- **Work to be completed**: Without the pictures, return all of the material exactly as written.
* start Records supplied *
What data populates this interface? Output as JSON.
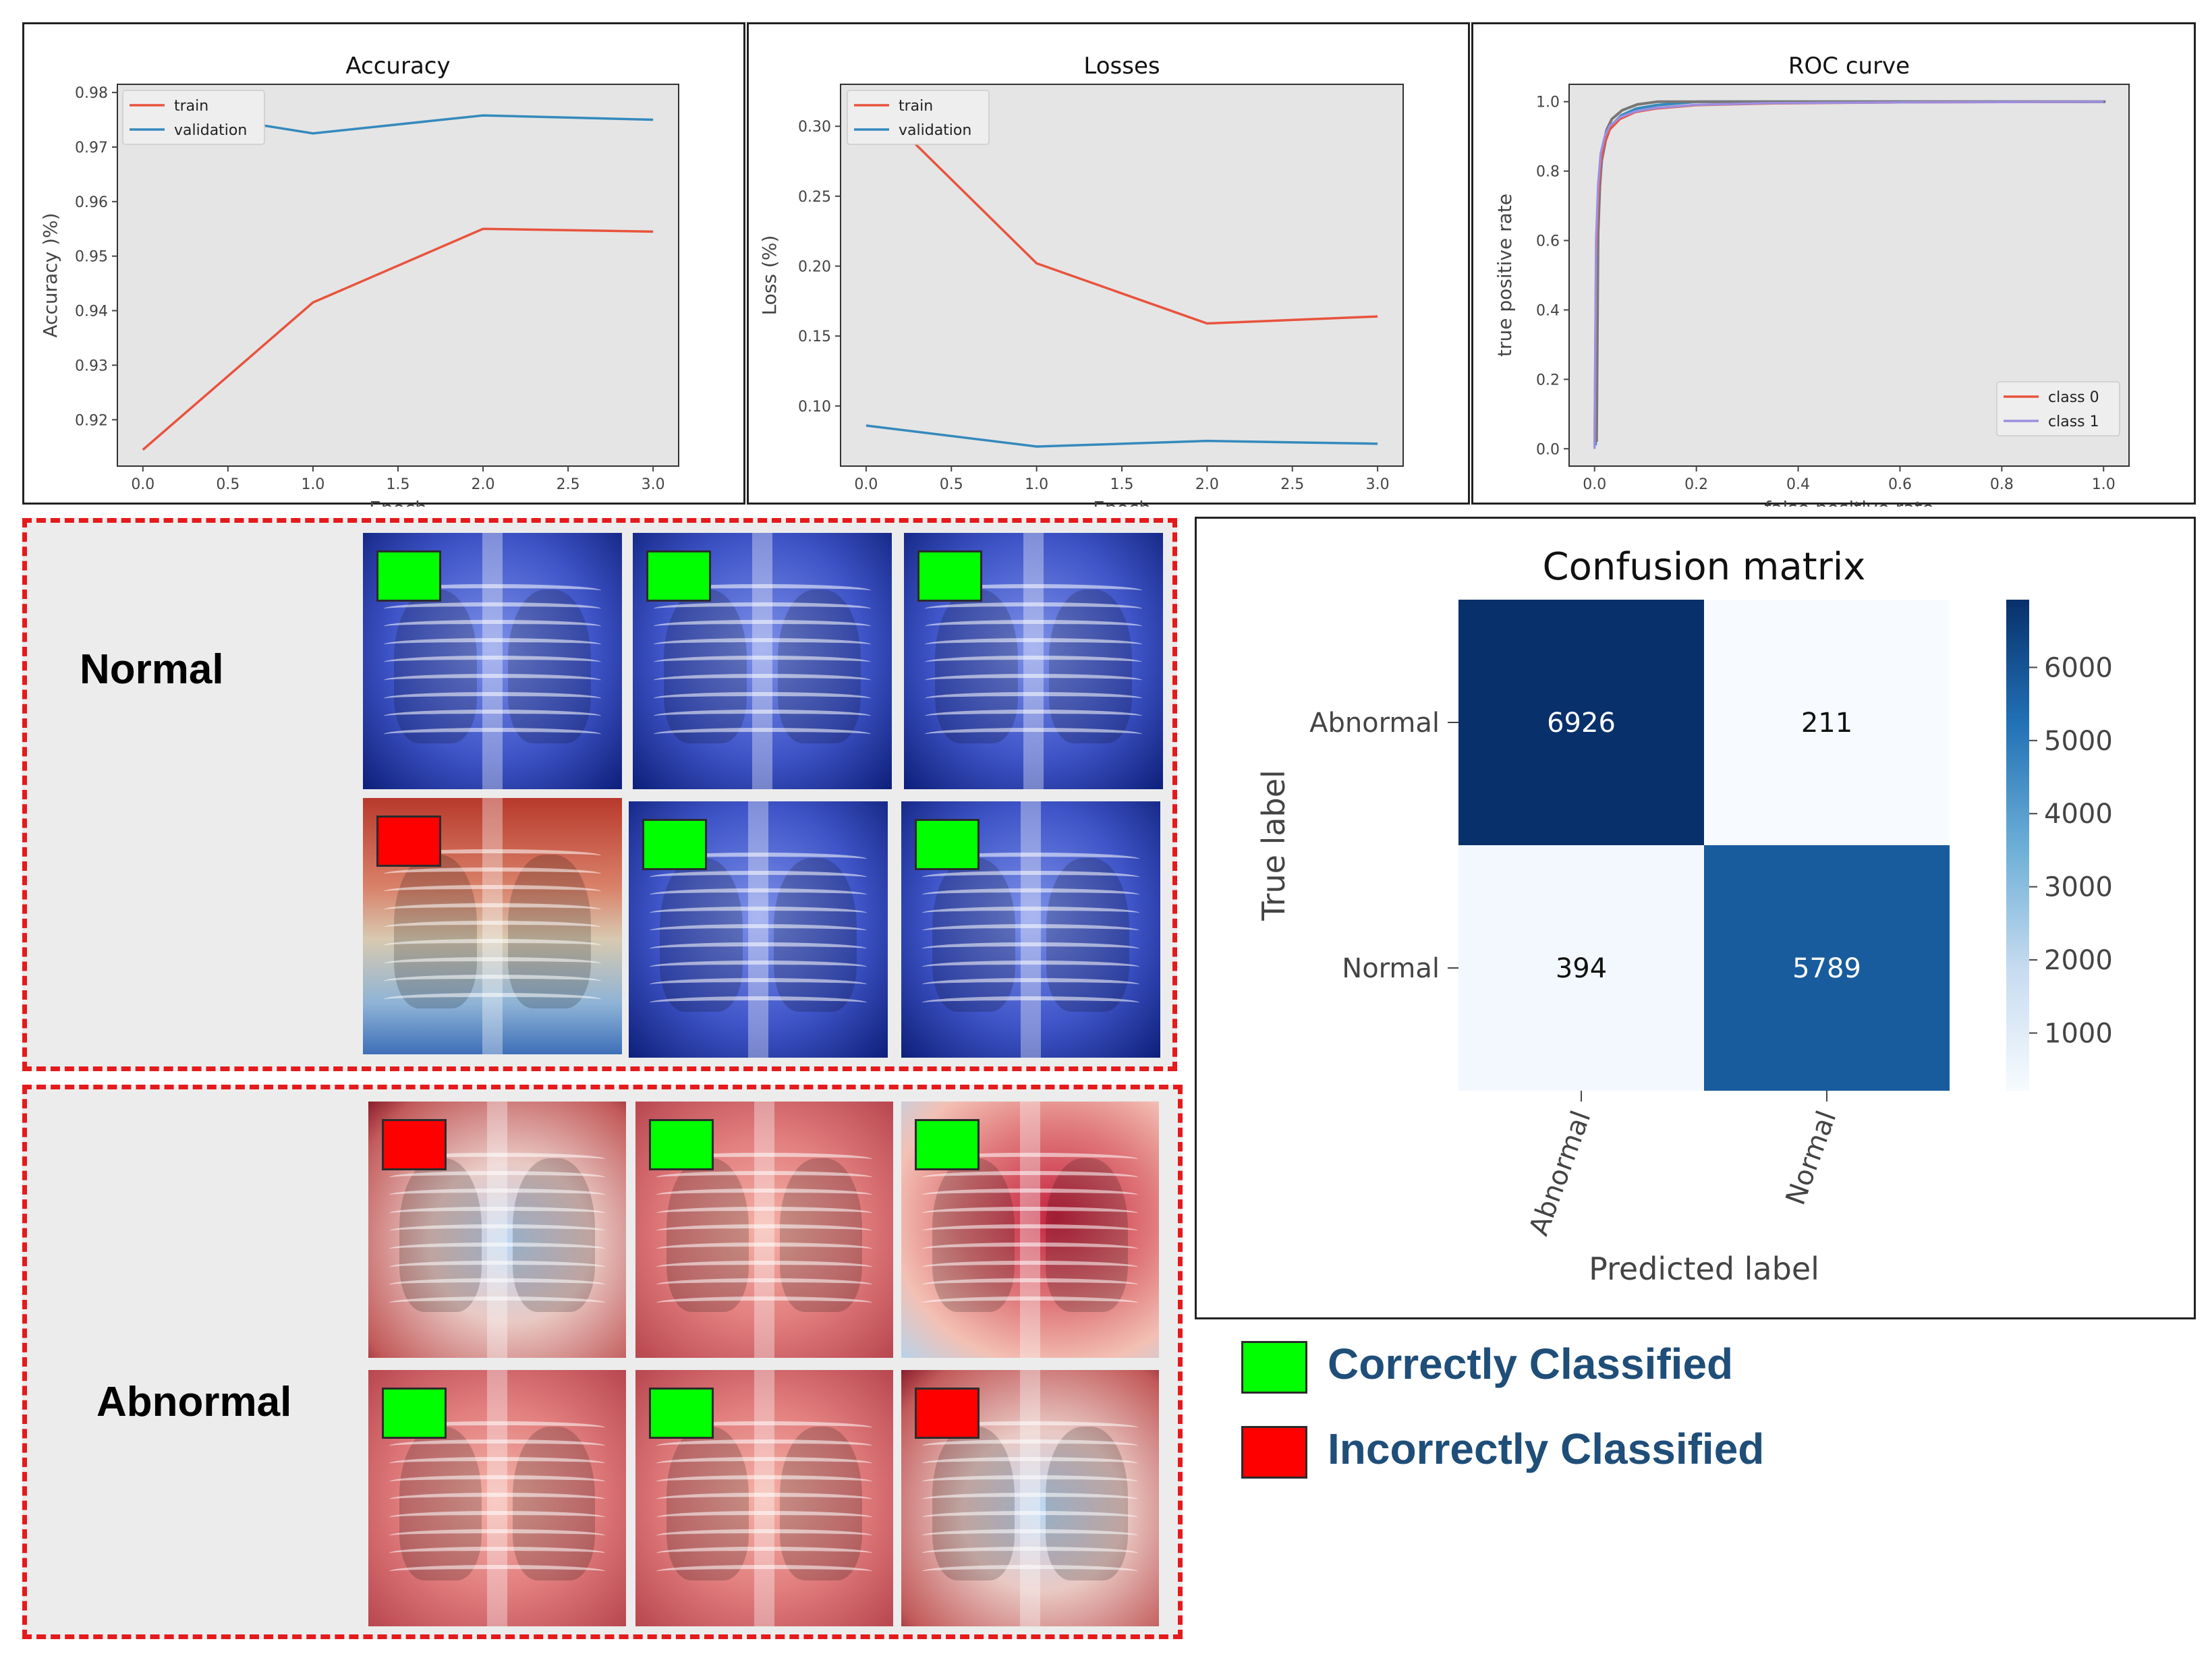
{
  "chart_data": [
    {
      "type": "line",
      "title": "Accuracy",
      "xlabel": "Epoch",
      "ylabel": "Accuracy )%)",
      "x": [
        0,
        1,
        2,
        3
      ],
      "xlim": [
        -0.15,
        3.15
      ],
      "ylim": [
        0.9115,
        0.9815
      ],
      "xticks": [
        "0.0",
        "0.5",
        "1.0",
        "1.5",
        "2.0",
        "2.5",
        "3.0"
      ],
      "yticks": [
        "0.92",
        "0.93",
        "0.94",
        "0.95",
        "0.96",
        "0.97",
        "0.98"
      ],
      "series": [
        {
          "name": "train",
          "color": "#e8533d",
          "values": [
            0.9145,
            0.9415,
            0.955,
            0.9545
          ]
        },
        {
          "name": "validation",
          "color": "#348abd",
          "values": [
            0.9775,
            0.9725,
            0.9758,
            0.975
          ]
        }
      ]
    },
    {
      "type": "line",
      "title": "Losses",
      "xlabel": "Epoch",
      "ylabel": "Loss (%)",
      "x": [
        0,
        1,
        2,
        3
      ],
      "xlim": [
        -0.15,
        3.15
      ],
      "ylim": [
        0.057,
        0.33
      ],
      "xticks": [
        "0.0",
        "0.5",
        "1.0",
        "1.5",
        "2.0",
        "2.5",
        "3.0"
      ],
      "yticks": [
        "0.10",
        "0.15",
        "0.20",
        "0.25",
        "0.30"
      ],
      "series": [
        {
          "name": "train",
          "color": "#e8533d",
          "values": [
            0.322,
            0.202,
            0.159,
            0.164
          ]
        },
        {
          "name": "validation",
          "color": "#348abd",
          "values": [
            0.086,
            0.071,
            0.075,
            0.073
          ]
        }
      ]
    },
    {
      "type": "line",
      "title": "ROC curve",
      "xlabel": "false positive rate",
      "ylabel": "true positive rate",
      "xlim": [
        -0.05,
        1.05
      ],
      "ylim": [
        -0.05,
        1.05
      ],
      "xticks": [
        "0.0",
        "0.2",
        "0.4",
        "0.6",
        "0.8",
        "1.0"
      ],
      "yticks": [
        "0.0",
        "0.2",
        "0.4",
        "0.6",
        "0.8",
        "1.0"
      ],
      "series": [
        {
          "name": "class 0",
          "color": "#e8533d",
          "x": [
            0,
            0.003,
            0.007,
            0.012,
            0.02,
            0.03,
            0.05,
            0.08,
            0.12,
            0.2,
            0.35,
            0.6,
            0.8,
            1.0
          ],
          "y": [
            0,
            0.55,
            0.72,
            0.82,
            0.88,
            0.92,
            0.95,
            0.97,
            0.98,
            0.99,
            0.995,
            0.998,
            0.999,
            1.0
          ]
        },
        {
          "name": "class 1",
          "color": "#9d8ee0",
          "x": [
            0,
            0.003,
            0.007,
            0.012,
            0.02,
            0.03,
            0.05,
            0.08,
            0.12,
            0.2,
            0.35,
            0.6,
            0.8,
            1.0
          ],
          "y": [
            0,
            0.6,
            0.76,
            0.85,
            0.9,
            0.93,
            0.955,
            0.972,
            0.982,
            0.991,
            0.996,
            0.998,
            0.999,
            1.0
          ]
        }
      ],
      "extra_curve_colors": [
        "#348abd",
        "#777777"
      ]
    },
    {
      "type": "heatmap",
      "title": "Confusion matrix",
      "xlabel": "Predicted label",
      "ylabel": "True label",
      "row_labels": [
        "Abnormal",
        "Normal"
      ],
      "col_labels": [
        "Abnormal",
        "Normal"
      ],
      "values": [
        [
          6926,
          211
        ],
        [
          394,
          5789
        ]
      ],
      "colorbar_ticks": [
        "1000",
        "2000",
        "3000",
        "4000",
        "5000",
        "6000"
      ],
      "colorbar_range": [
        211,
        6926
      ]
    }
  ],
  "groups": {
    "normal_label": "Normal",
    "abnormal_label": "Abnormal",
    "normal_markers": [
      "correct",
      "correct",
      "correct",
      "incorrect",
      "correct",
      "correct"
    ],
    "abnormal_markers": [
      "incorrect",
      "correct",
      "correct",
      "correct",
      "correct",
      "incorrect"
    ]
  },
  "legend": {
    "correct_label": "Correctly Classified",
    "incorrect_label": "Incorrectly Classified",
    "correct_color": "#00ff00",
    "incorrect_color": "#ff0000"
  }
}
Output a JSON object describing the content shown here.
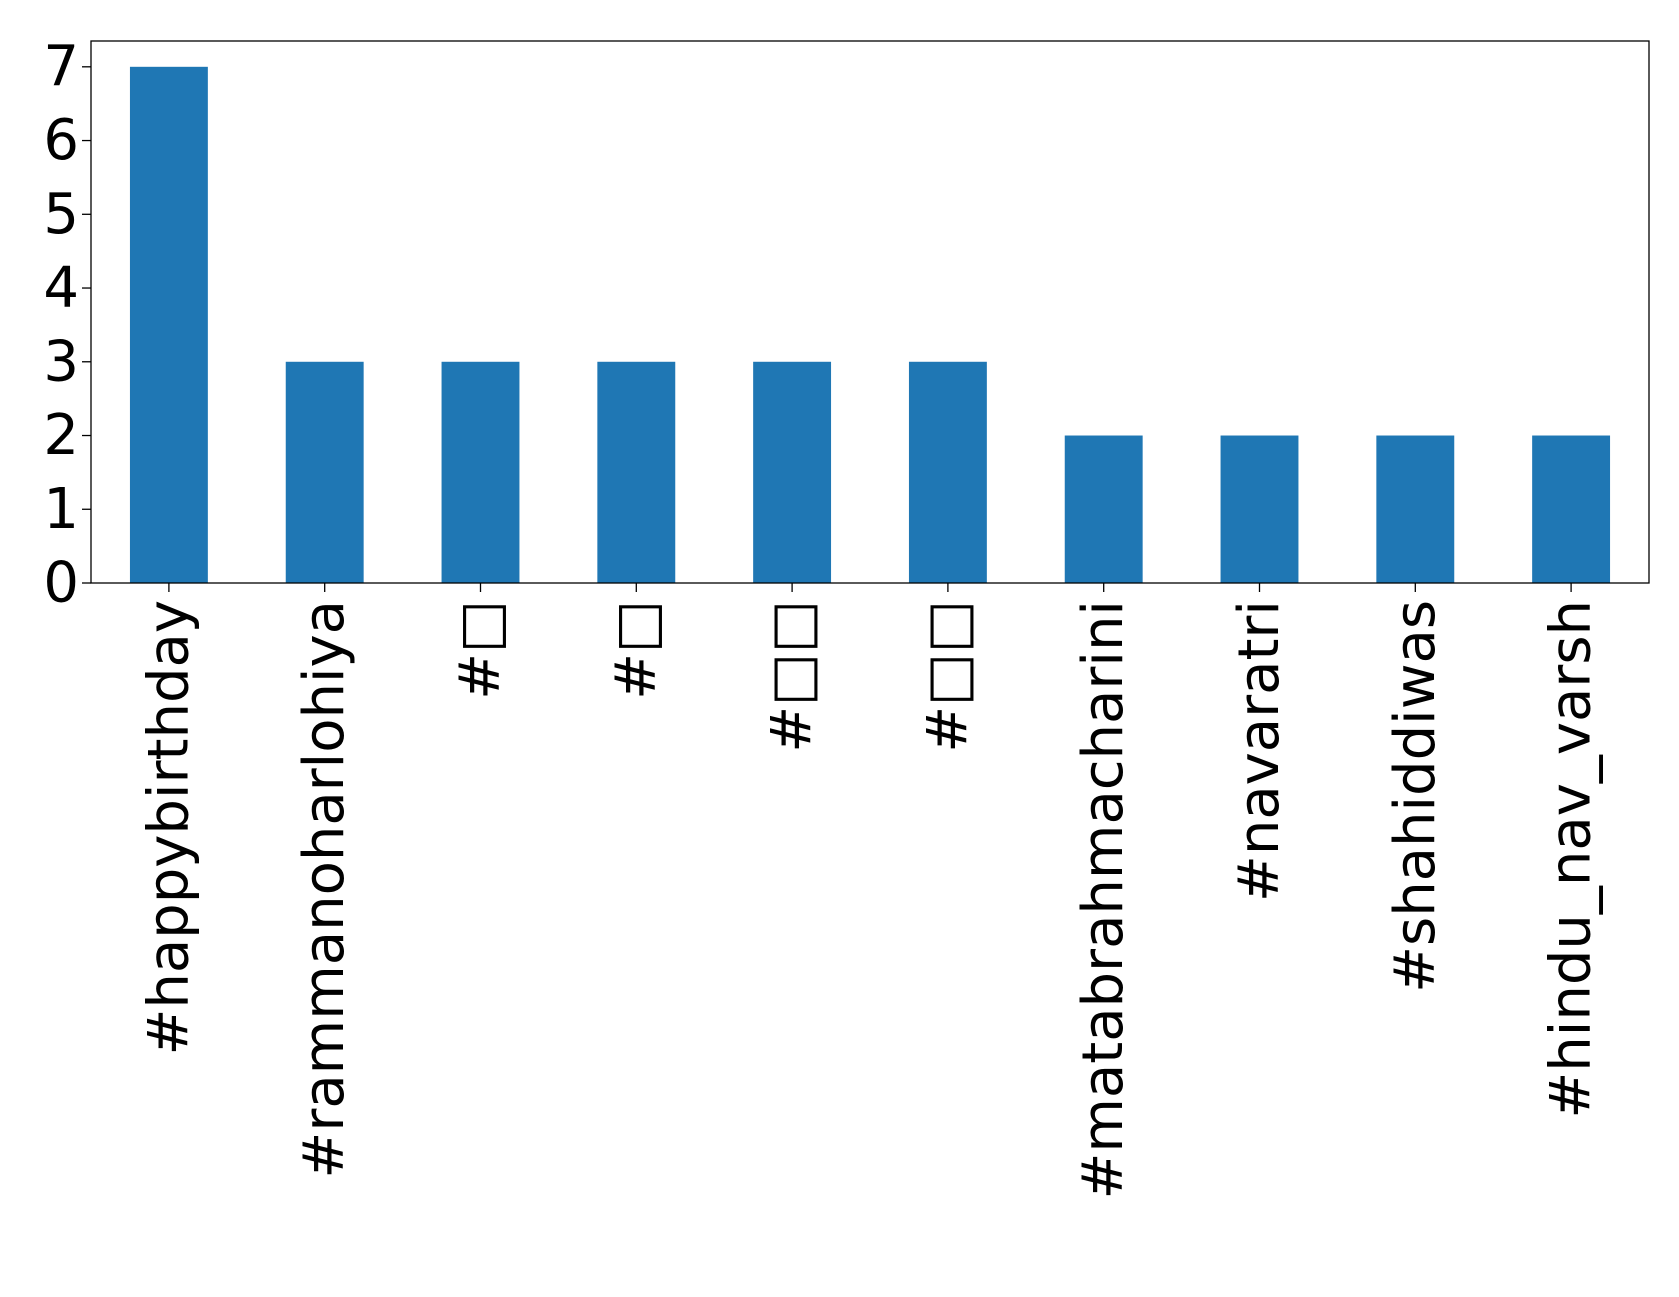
{
  "chart_data": {
    "type": "bar",
    "title": "",
    "xlabel": "",
    "ylabel": "",
    "categories": [
      "#happybirthday",
      "#rammanoharlohiya",
      "#□",
      "#□",
      "#□□",
      "#□□",
      "#matabrahmacharini",
      "#navaratri",
      "#shahiddiwas",
      "#hindu_nav_varsh"
    ],
    "values": [
      7,
      3,
      3,
      3,
      3,
      3,
      2,
      2,
      2,
      2
    ],
    "ylim": [
      0,
      7.35
    ],
    "yticks": [
      0,
      1,
      2,
      3,
      4,
      5,
      6,
      7
    ],
    "grid": false,
    "legend": "none",
    "bar_color": "#1f77b4"
  }
}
* end Records supplied *
- **Complete answer**:
What data populates this interface? Output as JSON.
{
  "chart_data": [
    {
      "type": "line",
      "title": "Accuracy",
      "xlabel": "Epoch",
      "ylabel": "Accuracy )%)",
      "x": [
        0,
        1,
        2,
        3
      ],
      "xlim": [
        -0.15,
        3.15
      ],
      "ylim": [
        0.9115,
        0.9815
      ],
      "xticks": [
        "0.0",
        "0.5",
        "1.0",
        "1.5",
        "2.0",
        "2.5",
        "3.0"
      ],
      "yticks": [
        "0.92",
        "0.93",
        "0.94",
        "0.95",
        "0.96",
        "0.97",
        "0.98"
      ],
      "series": [
        {
          "name": "train",
          "color": "#e8533d",
          "values": [
            0.9145,
            0.9415,
            0.955,
            0.9545
          ]
        },
        {
          "name": "validation",
          "color": "#348abd",
          "values": [
            0.9775,
            0.9725,
            0.9758,
            0.975
          ]
        }
      ]
    },
    {
      "type": "line",
      "title": "Losses",
      "xlabel": "Epoch",
      "ylabel": "Loss (%)",
      "x": [
        0,
        1,
        2,
        3
      ],
      "xlim": [
        -0.15,
        3.15
      ],
      "ylim": [
        0.057,
        0.33
      ],
      "xticks": [
        "0.0",
        "0.5",
        "1.0",
        "1.5",
        "2.0",
        "2.5",
        "3.0"
      ],
      "yticks": [
        "0.10",
        "0.15",
        "0.20",
        "0.25",
        "0.30"
      ],
      "series": [
        {
          "name": "train",
          "color": "#e8533d",
          "values": [
            0.322,
            0.202,
            0.159,
            0.164
          ]
        },
        {
          "name": "validation",
          "color": "#348abd",
          "values": [
            0.086,
            0.071,
            0.075,
            0.073
          ]
        }
      ]
    },
    {
      "type": "line",
      "title": "ROC curve",
      "xlabel": "false positive rate",
      "ylabel": "true positive rate",
      "xlim": [
        -0.05,
        1.05
      ],
      "ylim": [
        -0.05,
        1.05
      ],
      "xticks": [
        "0.0",
        "0.2",
        "0.4",
        "0.6",
        "0.8",
        "1.0"
      ],
      "yticks": [
        "0.0",
        "0.2",
        "0.4",
        "0.6",
        "0.8",
        "1.0"
      ],
      "series": [
        {
          "name": "class 0",
          "color": "#e8533d",
          "x": [
            0,
            0.003,
            0.007,
            0.012,
            0.02,
            0.03,
            0.05,
            0.08,
            0.12,
            0.2,
            0.35,
            0.6,
            0.8,
            1.0
          ],
          "y": [
            0,
            0.55,
            0.72,
            0.82,
            0.88,
            0.92,
            0.95,
            0.97,
            0.98,
            0.99,
            0.995,
            0.998,
            0.999,
            1.0
          ]
        },
        {
          "name": "class 1",
          "color": "#9d8ee0",
          "x": [
            0,
            0.003,
            0.007,
            0.012,
            0.02,
            0.03,
            0.05,
            0.08,
            0.12,
            0.2,
            0.35,
            0.6,
            0.8,
            1.0
          ],
          "y": [
            0,
            0.6,
            0.76,
            0.85,
            0.9,
            0.93,
            0.955,
            0.972,
            0.982,
            0.991,
            0.996,
            0.998,
            0.999,
            1.0
          ]
        }
      ],
      "extra_curve_colors": [
        "#348abd",
        "#777777"
      ]
    },
    {
      "type": "heatmap",
      "title": "Confusion matrix",
      "xlabel": "Predicted label",
      "ylabel": "True label",
      "row_labels": [
        "Abnormal",
        "Normal"
      ],
      "col_labels": [
        "Abnormal",
        "Normal"
      ],
      "values": [
        [
          6926,
          211
        ],
        [
          394,
          5789
        ]
      ],
      "colorbar_ticks": [
        "1000",
        "2000",
        "3000",
        "4000",
        "5000",
        "6000"
      ],
      "colorbar_range": [
        211,
        6926
      ]
    }
  ],
  "groups": {
    "normal_label": "Normal",
    "abnormal_label": "Abnormal",
    "normal_markers": [
      "correct",
      "correct",
      "correct",
      "incorrect",
      "correct",
      "correct"
    ],
    "abnormal_markers": [
      "incorrect",
      "correct",
      "correct",
      "correct",
      "correct",
      "incorrect"
    ]
  },
  "legend": {
    "correct_label": "Correctly Classified",
    "incorrect_label": "Incorrectly Classified",
    "correct_color": "#00ff00",
    "incorrect_color": "#ff0000"
  }
}
Output a JSON object describing the content shown here.
{
  "chart_data": {
    "type": "bar",
    "title": "",
    "xlabel": "",
    "ylabel": "",
    "categories": [
      "#happybirthday",
      "#rammanoharlohiya",
      "#□",
      "#□",
      "#□□",
      "#□□",
      "#matabrahmacharini",
      "#navaratri",
      "#shahiddiwas",
      "#hindu_nav_varsh"
    ],
    "values": [
      7,
      3,
      3,
      3,
      3,
      3,
      2,
      2,
      2,
      2
    ],
    "ylim": [
      0,
      7.35
    ],
    "yticks": [
      0,
      1,
      2,
      3,
      4,
      5,
      6,
      7
    ],
    "grid": false,
    "legend": "none",
    "bar_color": "#1f77b4"
  }
}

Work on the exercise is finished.